To be done:
Repeat the material exactly, leaving nothing out.

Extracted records

========

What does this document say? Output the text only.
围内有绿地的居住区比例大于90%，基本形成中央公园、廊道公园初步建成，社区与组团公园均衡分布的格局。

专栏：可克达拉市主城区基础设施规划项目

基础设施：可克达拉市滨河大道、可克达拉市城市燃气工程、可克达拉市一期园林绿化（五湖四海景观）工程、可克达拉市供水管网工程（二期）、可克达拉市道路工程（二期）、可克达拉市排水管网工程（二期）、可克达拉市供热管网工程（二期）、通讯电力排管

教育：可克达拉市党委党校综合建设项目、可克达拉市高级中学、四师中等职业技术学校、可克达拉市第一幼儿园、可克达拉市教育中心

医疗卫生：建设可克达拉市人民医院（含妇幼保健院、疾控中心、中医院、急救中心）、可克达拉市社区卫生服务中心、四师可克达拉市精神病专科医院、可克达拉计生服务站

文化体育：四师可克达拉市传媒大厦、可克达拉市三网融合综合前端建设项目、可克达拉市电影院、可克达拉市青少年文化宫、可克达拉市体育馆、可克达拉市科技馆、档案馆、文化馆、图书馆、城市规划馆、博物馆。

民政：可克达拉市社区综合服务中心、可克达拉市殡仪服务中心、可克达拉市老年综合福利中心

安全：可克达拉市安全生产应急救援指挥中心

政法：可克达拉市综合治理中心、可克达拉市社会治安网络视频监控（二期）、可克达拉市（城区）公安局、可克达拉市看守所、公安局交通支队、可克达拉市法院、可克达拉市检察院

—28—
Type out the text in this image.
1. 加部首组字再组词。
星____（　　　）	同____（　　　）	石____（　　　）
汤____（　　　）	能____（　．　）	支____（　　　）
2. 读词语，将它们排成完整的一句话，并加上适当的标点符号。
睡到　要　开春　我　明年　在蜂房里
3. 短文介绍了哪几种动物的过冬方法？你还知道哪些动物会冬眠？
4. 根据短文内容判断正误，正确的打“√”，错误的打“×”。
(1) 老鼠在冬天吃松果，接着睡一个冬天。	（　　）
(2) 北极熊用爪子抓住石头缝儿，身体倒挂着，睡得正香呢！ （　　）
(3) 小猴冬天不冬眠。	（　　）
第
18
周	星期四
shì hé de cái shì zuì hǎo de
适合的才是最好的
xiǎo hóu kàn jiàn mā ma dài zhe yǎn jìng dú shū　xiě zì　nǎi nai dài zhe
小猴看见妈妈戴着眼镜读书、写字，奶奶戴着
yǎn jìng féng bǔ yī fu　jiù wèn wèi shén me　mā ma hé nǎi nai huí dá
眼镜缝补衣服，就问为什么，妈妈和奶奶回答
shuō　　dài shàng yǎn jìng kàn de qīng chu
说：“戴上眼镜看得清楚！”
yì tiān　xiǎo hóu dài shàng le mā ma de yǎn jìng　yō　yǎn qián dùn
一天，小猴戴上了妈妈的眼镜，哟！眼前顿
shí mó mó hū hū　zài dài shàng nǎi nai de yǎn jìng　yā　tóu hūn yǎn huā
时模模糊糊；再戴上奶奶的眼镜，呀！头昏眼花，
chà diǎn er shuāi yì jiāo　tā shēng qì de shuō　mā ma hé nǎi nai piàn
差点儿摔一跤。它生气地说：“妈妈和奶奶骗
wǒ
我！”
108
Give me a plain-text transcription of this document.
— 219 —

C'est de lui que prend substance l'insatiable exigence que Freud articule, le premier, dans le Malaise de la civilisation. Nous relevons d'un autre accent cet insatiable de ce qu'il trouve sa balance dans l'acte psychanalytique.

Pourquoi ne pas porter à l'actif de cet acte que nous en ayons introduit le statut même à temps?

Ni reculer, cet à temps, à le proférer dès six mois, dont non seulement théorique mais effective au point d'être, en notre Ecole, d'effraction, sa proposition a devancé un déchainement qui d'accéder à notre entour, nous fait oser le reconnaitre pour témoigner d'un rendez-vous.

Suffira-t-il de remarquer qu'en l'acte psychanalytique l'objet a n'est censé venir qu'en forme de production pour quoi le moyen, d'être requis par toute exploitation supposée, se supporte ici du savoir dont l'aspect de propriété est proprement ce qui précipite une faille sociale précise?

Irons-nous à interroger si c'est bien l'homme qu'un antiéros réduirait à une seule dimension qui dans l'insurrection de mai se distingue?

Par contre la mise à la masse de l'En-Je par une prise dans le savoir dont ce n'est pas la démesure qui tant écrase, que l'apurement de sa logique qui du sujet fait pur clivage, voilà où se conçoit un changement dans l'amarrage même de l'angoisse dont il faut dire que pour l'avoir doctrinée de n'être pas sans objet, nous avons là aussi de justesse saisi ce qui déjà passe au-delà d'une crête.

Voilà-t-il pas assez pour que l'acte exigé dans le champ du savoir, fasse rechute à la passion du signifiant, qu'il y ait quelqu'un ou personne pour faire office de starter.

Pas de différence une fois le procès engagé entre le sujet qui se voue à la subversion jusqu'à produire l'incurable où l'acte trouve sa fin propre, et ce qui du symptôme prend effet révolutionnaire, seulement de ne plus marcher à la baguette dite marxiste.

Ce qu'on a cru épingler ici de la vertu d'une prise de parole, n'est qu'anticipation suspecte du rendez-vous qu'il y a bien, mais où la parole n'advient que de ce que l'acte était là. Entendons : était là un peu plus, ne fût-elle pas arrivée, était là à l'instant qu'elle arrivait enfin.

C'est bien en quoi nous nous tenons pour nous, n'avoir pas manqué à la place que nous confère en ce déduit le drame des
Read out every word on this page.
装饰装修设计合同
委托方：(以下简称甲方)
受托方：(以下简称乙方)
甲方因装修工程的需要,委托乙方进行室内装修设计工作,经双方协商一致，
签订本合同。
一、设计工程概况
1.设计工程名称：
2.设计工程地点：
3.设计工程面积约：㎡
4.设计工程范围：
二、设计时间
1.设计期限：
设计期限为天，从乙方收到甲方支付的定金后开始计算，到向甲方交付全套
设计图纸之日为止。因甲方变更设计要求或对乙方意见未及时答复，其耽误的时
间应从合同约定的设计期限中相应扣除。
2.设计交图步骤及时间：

========

Solution:
What does this document say? Output the text only.
围内有绿地的居住区比例大于90%，基本形成中央公园、廊道公园初步建成，社区与组团公园均衡分布的格局。

专栏：可克达拉市主城区基础设施规划项目

基础设施：可克达拉市滨河大道、可克达拉市城市燃气工程、可克达拉市一期园林绿化（五湖四海景观）工程、可克达拉市供水管网工程（二期）、可克达拉市道路工程（二期）、可克达拉市排水管网工程（二期）、可克达拉市供热管网工程（二期）、通讯电力排管

教育：可克达拉市党委党校综合建设项目、可克达拉市高级中学、四师中等职业技术学校、可克达拉市第一幼儿园、可克达拉市教育中心

医疗卫生：建设可克达拉市人民医院（含妇幼保健院、疾控中心、中医院、急救中心）、可克达拉市社区卫生服务中心、四师可克达拉市精神病专科医院、可克达拉计生服务站

文化体育：四师可克达拉市传媒大厦、可克达拉市三网融合综合前端建设项目、可克达拉市电影院、可克达拉市青少年文化宫、可克达拉市体育馆、可克达拉市科技馆、档案馆、文化馆、图书馆、城市规划馆、博物馆。

民政：可克达拉市社区综合服务中心、可克达拉市殡仪服务中心、可克达拉市老年综合福利中心

安全：可克达拉市安全生产应急救援指挥中心

政法：可克达拉市综合治理中心、可克达拉市社会治安网络视频监控（二期）、可克达拉市（城区）公安局、可克达拉市看守所、公安局交通支队、可克达拉市法院、可克达拉市检察院

—28—
Type out the text in this image.
1. 加部首组字再组词。
星____（　　　）	同____（　　　）	石____（　　　）
汤____（　　　）	能____（　．　）	支____（　　　）
2. 读词语，将它们排成完整的一句话，并加上适当的标点符号。
睡到　要　开春　我　明年　在蜂房里
3. 短文介绍了哪几种动物的过冬方法？你还知道哪些动物会冬眠？
4. 根据短文内容判断正误，正确的打“√”，错误的打“×”。
(1) 老鼠在冬天吃松果，接着睡一个冬天。	（　　）
(2) 北极熊用爪子抓住石头缝儿，身体倒挂着，睡得正香呢！ （　　）
(3) 小猴冬天不冬眠。	（　　）
第
18
周	星期四
shì hé de cái shì zuì hǎo de
适合的才是最好的
xiǎo hóu kàn jiàn mā ma dài zhe yǎn jìng dú shū　xiě zì　nǎi nai dài zhe
小猴看见妈妈戴着眼镜读书、写字，奶奶戴着
yǎn jìng féng bǔ yī fu　jiù wèn wèi shén me　mā ma hé nǎi nai huí dá
眼镜缝补衣服，就问为什么，妈妈和奶奶回答
shuō　　dài shàng yǎn jìng kàn de qīng chu
说：“戴上眼镜看得清楚！”
yì tiān　xiǎo hóu dài shàng le mā ma de yǎn jìng　yō　yǎn qián dùn
一天，小猴戴上了妈妈的眼镜，哟！眼前顿
shí mó mó hū hū　zài dài shàng nǎi nai de yǎn jìng　yā　tóu hūn yǎn huā
时模模糊糊；再戴上奶奶的眼镜，呀！头昏眼花，
chà diǎn er shuāi yì jiāo　tā shēng qì de shuō　mā ma hé nǎi nai piàn
差点儿摔一跤。它生气地说：“妈妈和奶奶骗
wǒ
我！”
108
Give me a plain-text transcription of this document.
— 219 —

C'est de lui que prend substance l'insatiable exigence que Freud articule, le premier, dans le Malaise de la civilisation. Nous relevons d'un autre accent cet insatiable de ce qu'il trouve sa balance dans l'acte psychanalytique.

Pourquoi ne pas porter à l'actif de cet acte que nous en ayons introduit le statut même à temps?

Ni reculer, cet à temps, à le proférer dès six mois, dont non seulement théorique mais effective au point d'être, en notre Ecole, d'effraction, sa proposition a devancé un déchainement qui d'accéder à notre entour, nous fait oser le reconnaitre pour témoigner d'un rendez-vous.

Suffira-t-il de remarquer qu'en l'acte psychanalytique l'objet a n'est censé venir qu'en forme de production pour quoi le moyen, d'être requis par toute exploitation supposée, se supporte ici du savoir dont l'aspect de propriété est proprement ce qui précipite une faille sociale précise?

Irons-nous à interroger si c'est bien l'homme qu'un antiéros réduirait à une seule dimension qui dans l'insurrection de mai se distingue?

Par contre la mise à la masse de l'En-Je par une prise dans le savoir dont ce n'est pas la démesure qui tant écrase, que l'apurement de sa logique qui du sujet fait pur clivage, voilà où se conçoit un changement dans l'amarrage même de l'angoisse dont il faut dire que pour l'avoir doctrinée de n'être pas sans objet, nous avons là aussi de justesse saisi ce qui déjà passe au-delà d'une crête.

Voilà-t-il pas assez pour que l'acte exigé dans le champ du savoir, fasse rechute à la passion du signifiant, qu'il y ait quelqu'un ou personne pour faire office de starter.

Pas de différence une fois le procès engagé entre le sujet qui se voue à la subversion jusqu'à produire l'incurable où l'acte trouve sa fin propre, et ce qui du symptôme prend effet révolutionnaire, seulement de ne plus marcher à la baguette dite marxiste.

Ce qu'on a cru épingler ici de la vertu d'une prise de parole, n'est qu'anticipation suspecte du rendez-vous qu'il y a bien, mais où la parole n'advient que de ce que l'acte était là. Entendons : était là un peu plus, ne fût-elle pas arrivée, était là à l'instant qu'elle arrivait enfin.

C'est bien en quoi nous nous tenons pour nous, n'avoir pas manqué à la place que nous confère en ce déduit le drame des
Read out every word on this page.
装饰装修设计合同
委托方：(以下简称甲方)
受托方：(以下简称乙方)
甲方因装修工程的需要,委托乙方进行室内装修设计工作,经双方协商一致，
签订本合同。
一、设计工程概况
1.设计工程名称：
2.设计工程地点：
3.设计工程面积约：㎡
4.设计工程范围：
二、设计时间
1.设计期限：
设计期限为天，从乙方收到甲方支付的定金后开始计算，到向甲方交付全套
设计图纸之日为止。因甲方变更设计要求或对乙方意见未及时答复，其耽误的时
间应从合同约定的设计期限中相应扣除。
2.设计交图步骤及时间：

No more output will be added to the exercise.